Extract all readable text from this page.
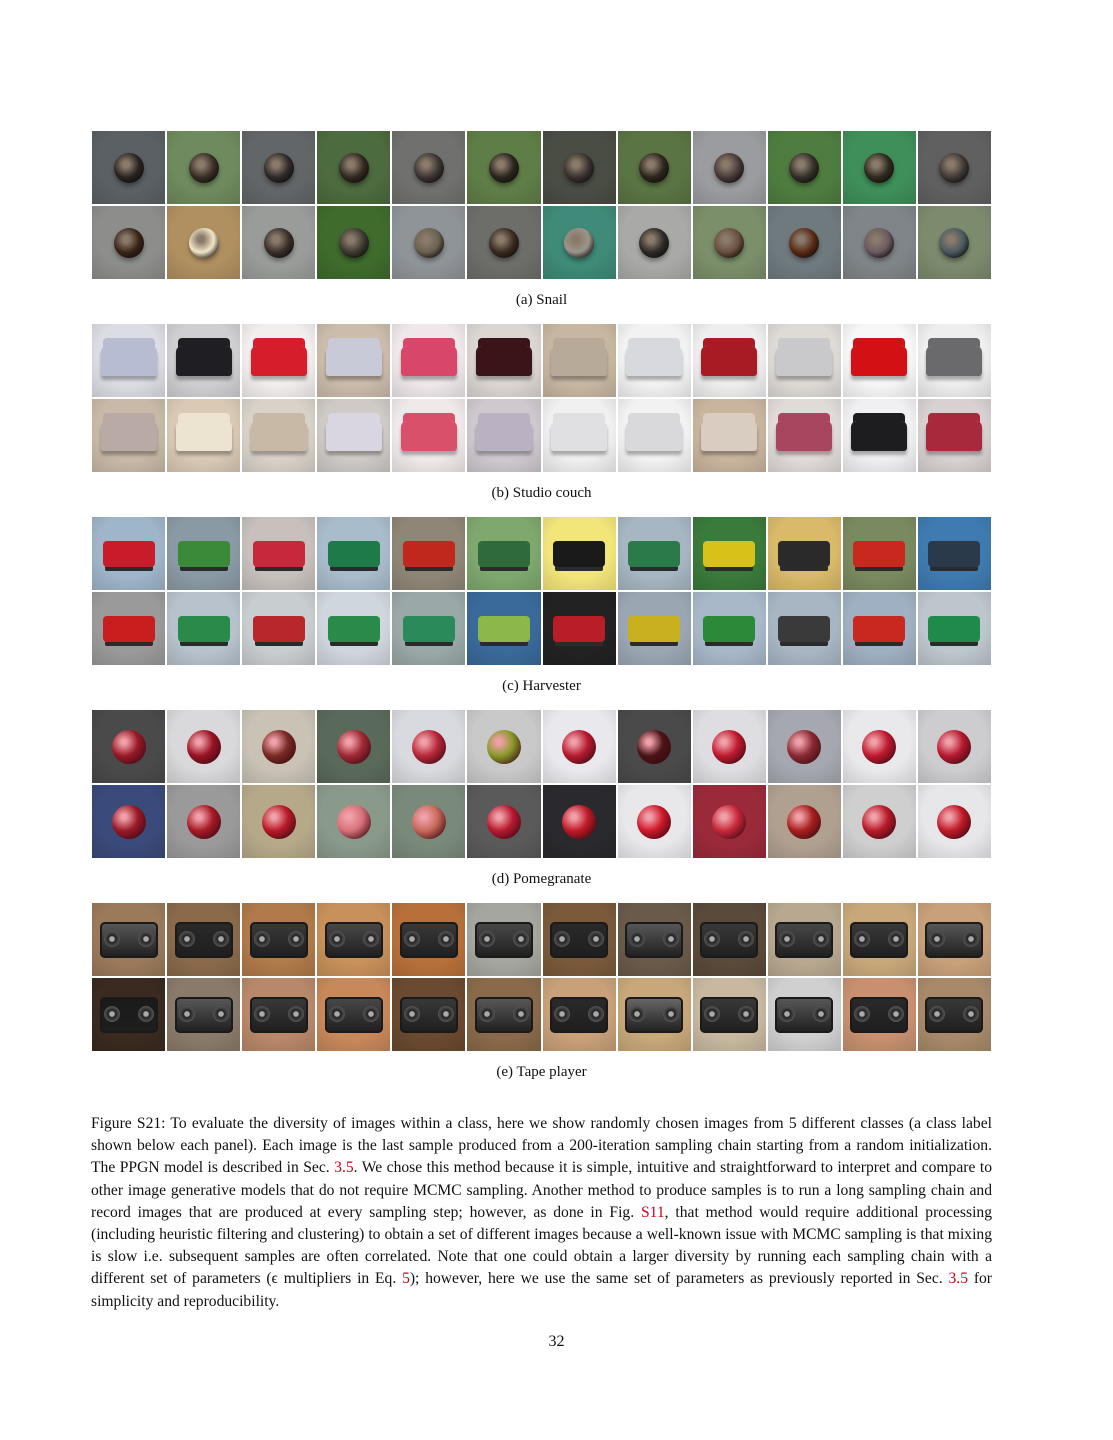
(a) Snail
(b) Studio couch
(c) Harvester
(d) Pomegranate
(e) Tape player
Figure S21: To evaluate the diversity of images within a class, here we show randomly chosen images from 5 different classes (a class label shown below each panel). Each image is the last sample produced from a 200-iteration sampling chain starting from a random initialization. The PPGN model is described in Sec. 3.5. We chose this method because it is simple, intuitive and straightforward to interpret and compare to other image generative models that do not require MCMC sampling. Another method to produce samples is to run a long sampling chain and record images that are produced at every sampling step; however, as done in Fig. S11, that method would require additional processing (including heuristic filtering and clustering) to obtain a set of different images because a well-known issue with MCMC sampling is that mixing is slow i.e. subsequent samples are often correlated. Note that one could obtain a larger diversity by running each sampling chain with a different set of parameters (ϵ multipliers in Eq. 5); however, here we use the same set of parameters as previously reported in Sec. 3.5 for simplicity and reproducibility.
32
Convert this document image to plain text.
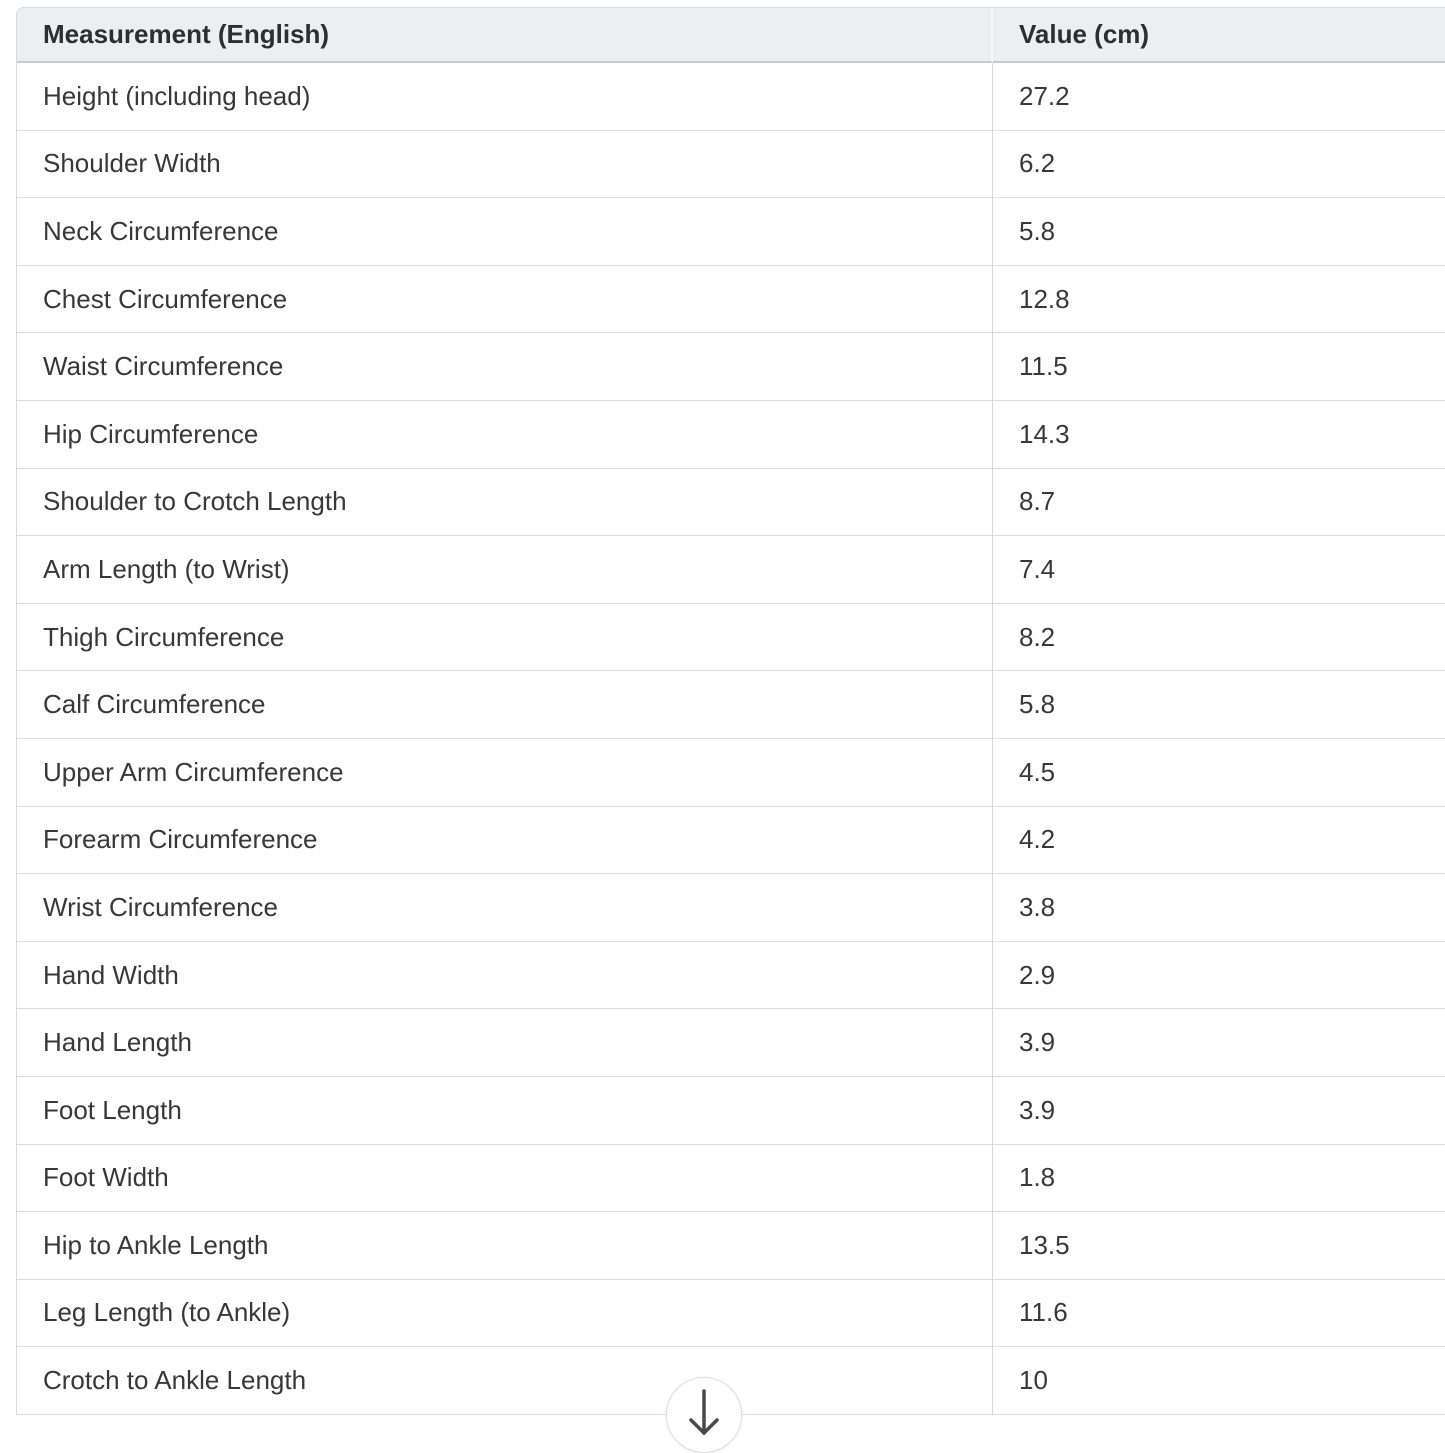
Measurement (English)	Value (cm)
Height (including head)	27.2
Shoulder Width	6.2
Neck Circumference	5.8
Chest Circumference	12.8
Waist Circumference	11.5
Hip Circumference	14.3
Shoulder to Crotch Length	8.7
Arm Length (to Wrist)	7.4
Thigh Circumference	8.2
Calf Circumference	5.8
Upper Arm Circumference	4.5
Forearm Circumference	4.2
Wrist Circumference	3.8
Hand Width	2.9
Hand Length	3.9
Foot Length	3.9
Foot Width	1.8
Hip to Ankle Length	13.5
Leg Length (to Ankle)	11.6
Crotch to Ankle Length	10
....
* What you will do:
Every entry must be transcribed exactly. Pictures do not belong in the copy.

* Answer to this exercise:
Extract all readable text from this page.
(a) Snail
(b) Studio couch
(c) Harvester
(d) Pomegranate
(e) Tape player
Figure S21: To evaluate the diversity of images within a class, here we show randomly chosen images from 5 different classes (a class label shown below each panel). Each image is the last sample produced from a 200-iteration sampling chain starting from a random initialization. The PPGN model is described in Sec. 3.5. We chose this method because it is simple, intuitive and straightforward to interpret and compare to other image generative models that do not require MCMC sampling. Another method to produce samples is to run a long sampling chain and record images that are produced at every sampling step; however, as done in Fig. S11, that method would require additional processing (including heuristic filtering and clustering) to obtain a set of different images because a well-known issue with MCMC sampling is that mixing is slow i.e. subsequent samples are often correlated. Note that one could obtain a larger diversity by running each sampling chain with a different set of parameters (ϵ multipliers in Eq. 5); however, here we use the same set of parameters as previously reported in Sec. 3.5 for simplicity and reproducibility.
32
Convert this document image to plain text.
Measurement (English)	Value (cm)
Height (including head)	27.2
Shoulder Width	6.2
Neck Circumference	5.8
Chest Circumference	12.8
Waist Circumference	11.5
Hip Circumference	14.3
Shoulder to Crotch Length	8.7
Arm Length (to Wrist)	7.4
Thigh Circumference	8.2
Calf Circumference	5.8
Upper Arm Circumference	4.5
Forearm Circumference	4.2
Wrist Circumference	3.8
Hand Width	2.9
Hand Length	3.9
Foot Length	3.9
Foot Width	1.8
Hip to Ankle Length	13.5
Leg Length (to Ankle)	11.6
Crotch to Ankle Length	10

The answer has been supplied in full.